_Items_

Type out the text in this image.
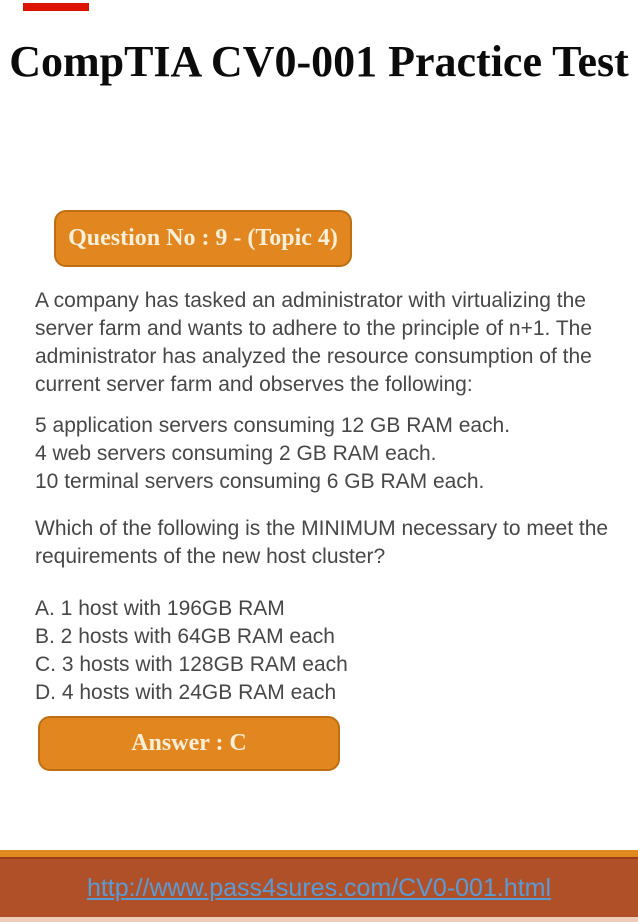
CompTIA CV0-001 Practice Test
Question No : 9 - (Topic 4)
A company has tasked an administrator with virtualizing the
server farm and wants to adhere to the principle of n+1. The
administrator has analyzed the resource consumption of the
current server farm and observes the following:
5 application servers consuming 12 GB RAM each.
4 web servers consuming 2 GB RAM each.
10 terminal servers consuming 6 GB RAM each.
Which of the following is the MINIMUM necessary to meet the
requirements of the new host cluster?
A. 1 host with 196GB RAM
B. 2 hosts with 64GB RAM each
C. 3 hosts with 128GB RAM each
D. 4 hosts with 24GB RAM each
Answer : C
http://www.pass4sures.com/CV0-001.html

_Exercise instructions_
Omit the pictures, then quote the rest of the material above exactly.

_Exercise output_
Type out the text in this image.
CompTIA CV0-001 Practice Test
Question No : 9 - (Topic 4)
A company has tasked an administrator with virtualizing the
server farm and wants to adhere to the principle of n+1. The
administrator has analyzed the resource consumption of the
current server farm and observes the following:
5 application servers consuming 12 GB RAM each.
4 web servers consuming 2 GB RAM each.
10 terminal servers consuming 6 GB RAM each.
Which of the following is the MINIMUM necessary to meet the
requirements of the new host cluster?
A. 1 host with 196GB RAM
B. 2 hosts with 64GB RAM each
C. 3 hosts with 128GB RAM each
D. 4 hosts with 24GB RAM each
Answer : C
http://www.pass4sures.com/CV0-001.html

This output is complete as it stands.